Gather up the lines that contain "Schwab".

Data records:
==========

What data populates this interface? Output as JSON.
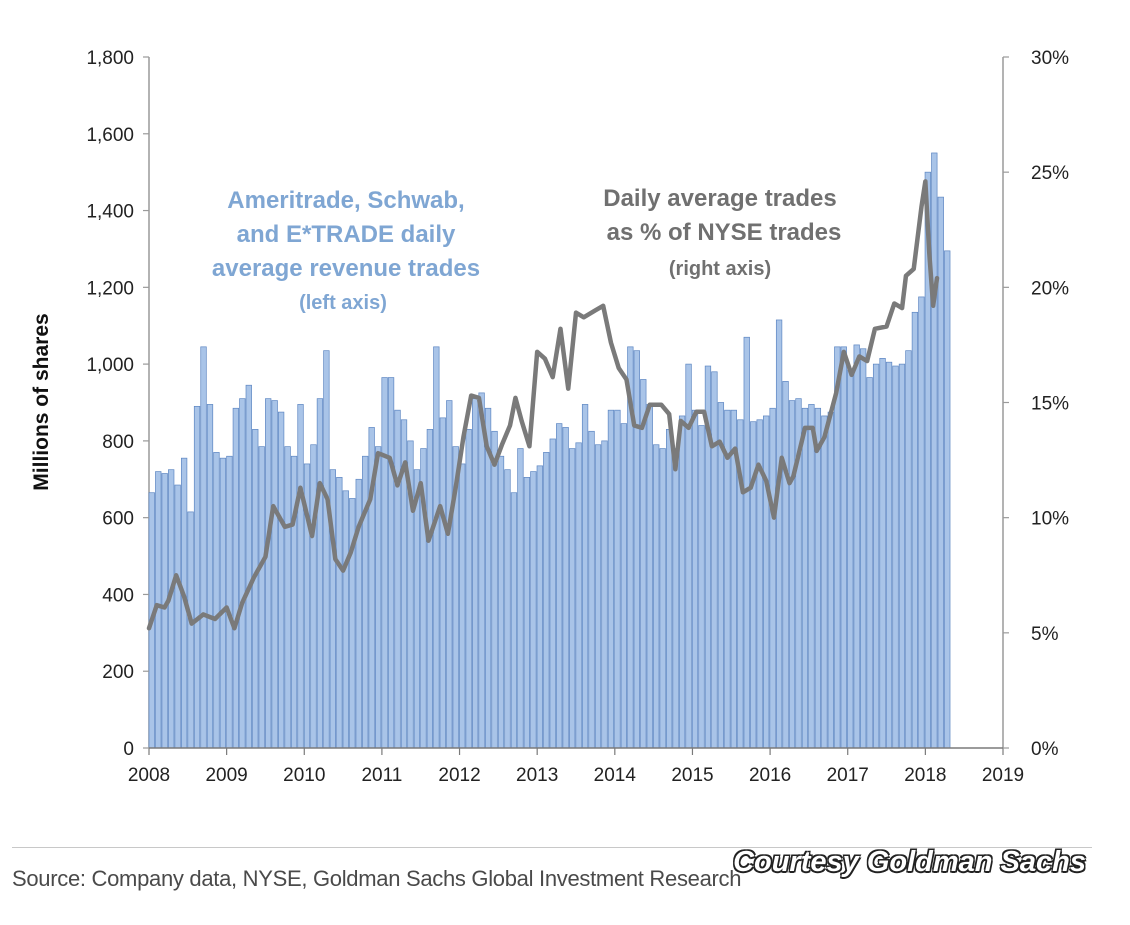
{
  "chart_data": {
    "type": "bar",
    "x_axis": {
      "min": 2008,
      "max": 2019,
      "tick_labels": [
        "2008",
        "2009",
        "2010",
        "2011",
        "2012",
        "2013",
        "2014",
        "2015",
        "2016",
        "2017",
        "2018",
        "2019"
      ]
    },
    "left_axis": {
      "label": "Millions of shares",
      "ylim": [
        0,
        1800
      ],
      "tick_labels": [
        "0",
        "200",
        "400",
        "600",
        "800",
        "1,000",
        "1,200",
        "1,400",
        "1,600",
        "1,800"
      ]
    },
    "right_axis": {
      "ylim": [
        0,
        30
      ],
      "tick_labels": [
        "0%",
        "5%",
        "10%",
        "15%",
        "20%",
        "25%",
        "30%"
      ]
    },
    "annotations": {
      "bars_title": [
        "Ameritrade, Schwab,",
        "and E*TRADE daily",
        "average revenue trades"
      ],
      "bars_note": "(left axis)",
      "line_title": [
        "Daily average trades",
        "as % of NYSE trades"
      ],
      "line_note": "(right axis)"
    },
    "series": [
      {
        "name": "Ameritrade, Schwab, and E*TRADE daily average revenue trades",
        "axis": "left",
        "type": "bar",
        "color": "#a9c4e8",
        "edge": "#5d86c2",
        "start": 2008.0,
        "step": 0.0833,
        "values": [
          665,
          720,
          715,
          725,
          685,
          755,
          615,
          890,
          1045,
          895,
          770,
          755,
          760,
          885,
          910,
          945,
          830,
          785,
          910,
          905,
          875,
          785,
          760,
          895,
          740,
          790,
          910,
          1035,
          725,
          705,
          670,
          650,
          700,
          760,
          835,
          785,
          965,
          965,
          880,
          855,
          800,
          725,
          780,
          830,
          1045,
          860,
          905,
          785,
          740,
          830,
          910,
          925,
          885,
          825,
          760,
          725,
          665,
          780,
          705,
          720,
          735,
          770,
          805,
          845,
          835,
          780,
          795,
          895,
          825,
          790,
          800,
          880,
          880,
          845,
          1045,
          1035,
          960,
          895,
          790,
          780,
          830,
          780,
          865,
          1000,
          880,
          840,
          995,
          980,
          900,
          880,
          880,
          855,
          1070,
          850,
          855,
          865,
          885,
          1115,
          955,
          905,
          910,
          885,
          895,
          885,
          865,
          875,
          1045,
          1045,
          985,
          1050,
          1040,
          965,
          1000,
          1015,
          1005,
          995,
          1000,
          1035,
          1135,
          1175,
          1500,
          1550,
          1435,
          1295
        ]
      },
      {
        "name": "Daily average trades as % of NYSE trades",
        "axis": "right",
        "type": "line",
        "color": "#7a7a7a",
        "points": [
          [
            2008.0,
            5.2
          ],
          [
            2008.1,
            6.2
          ],
          [
            2008.2,
            6.1
          ],
          [
            2008.25,
            6.4
          ],
          [
            2008.35,
            7.5
          ],
          [
            2008.45,
            6.6
          ],
          [
            2008.55,
            5.4
          ],
          [
            2008.7,
            5.8
          ],
          [
            2008.85,
            5.6
          ],
          [
            2009.0,
            6.1
          ],
          [
            2009.1,
            5.2
          ],
          [
            2009.2,
            6.3
          ],
          [
            2009.35,
            7.4
          ],
          [
            2009.5,
            8.3
          ],
          [
            2009.6,
            10.5
          ],
          [
            2009.75,
            9.6
          ],
          [
            2009.85,
            9.7
          ],
          [
            2009.95,
            11.3
          ],
          [
            2010.1,
            9.2
          ],
          [
            2010.2,
            11.5
          ],
          [
            2010.3,
            10.8
          ],
          [
            2010.4,
            8.2
          ],
          [
            2010.5,
            7.7
          ],
          [
            2010.6,
            8.5
          ],
          [
            2010.7,
            9.6
          ],
          [
            2010.85,
            10.8
          ],
          [
            2010.95,
            12.8
          ],
          [
            2011.1,
            12.6
          ],
          [
            2011.2,
            11.4
          ],
          [
            2011.3,
            12.4
          ],
          [
            2011.4,
            10.3
          ],
          [
            2011.5,
            11.5
          ],
          [
            2011.6,
            9.0
          ],
          [
            2011.75,
            10.5
          ],
          [
            2011.85,
            9.3
          ],
          [
            2011.95,
            11.3
          ],
          [
            2012.05,
            13.5
          ],
          [
            2012.15,
            15.3
          ],
          [
            2012.25,
            15.2
          ],
          [
            2012.35,
            13.1
          ],
          [
            2012.45,
            12.3
          ],
          [
            2012.55,
            13.2
          ],
          [
            2012.65,
            14.0
          ],
          [
            2012.72,
            15.2
          ],
          [
            2012.8,
            14.2
          ],
          [
            2012.9,
            13.1
          ],
          [
            2013.0,
            17.2
          ],
          [
            2013.1,
            16.9
          ],
          [
            2013.2,
            16.1
          ],
          [
            2013.3,
            18.2
          ],
          [
            2013.4,
            15.6
          ],
          [
            2013.5,
            18.9
          ],
          [
            2013.6,
            18.7
          ],
          [
            2013.75,
            19.0
          ],
          [
            2013.85,
            19.2
          ],
          [
            2013.95,
            17.6
          ],
          [
            2014.05,
            16.5
          ],
          [
            2014.15,
            16.0
          ],
          [
            2014.25,
            14.0
          ],
          [
            2014.35,
            13.9
          ],
          [
            2014.45,
            14.9
          ],
          [
            2014.6,
            14.9
          ],
          [
            2014.7,
            14.5
          ],
          [
            2014.78,
            12.1
          ],
          [
            2014.85,
            14.2
          ],
          [
            2014.95,
            13.9
          ],
          [
            2015.05,
            14.6
          ],
          [
            2015.15,
            14.6
          ],
          [
            2015.25,
            13.1
          ],
          [
            2015.35,
            13.3
          ],
          [
            2015.45,
            12.6
          ],
          [
            2015.55,
            13.0
          ],
          [
            2015.65,
            11.1
          ],
          [
            2015.75,
            11.3
          ],
          [
            2015.85,
            12.3
          ],
          [
            2015.95,
            11.6
          ],
          [
            2016.05,
            10.0
          ],
          [
            2016.15,
            12.6
          ],
          [
            2016.25,
            11.5
          ],
          [
            2016.3,
            11.8
          ],
          [
            2016.45,
            13.9
          ],
          [
            2016.55,
            13.9
          ],
          [
            2016.6,
            12.9
          ],
          [
            2016.7,
            13.5
          ],
          [
            2016.85,
            15.4
          ],
          [
            2016.95,
            17.2
          ],
          [
            2017.05,
            16.2
          ],
          [
            2017.15,
            17.0
          ],
          [
            2017.25,
            16.8
          ],
          [
            2017.35,
            18.2
          ],
          [
            2017.5,
            18.3
          ],
          [
            2017.6,
            19.3
          ],
          [
            2017.7,
            19.1
          ],
          [
            2017.75,
            20.5
          ],
          [
            2017.85,
            20.8
          ],
          [
            2017.95,
            23.5
          ],
          [
            2018.0,
            24.6
          ],
          [
            2018.05,
            21.5
          ],
          [
            2018.1,
            19.2
          ],
          [
            2018.15,
            20.4
          ]
        ]
      }
    ]
  },
  "footer": {
    "source": "Source: Company data, NYSE, Goldman Sachs Global Investment Research",
    "courtesy": "Courtesy Goldman Sachs"
  }
}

==========

Final result
        "Ameritrade, Schwab,",
        "name": "Ameritrade, Schwab, and E*TRADE daily average revenue trades",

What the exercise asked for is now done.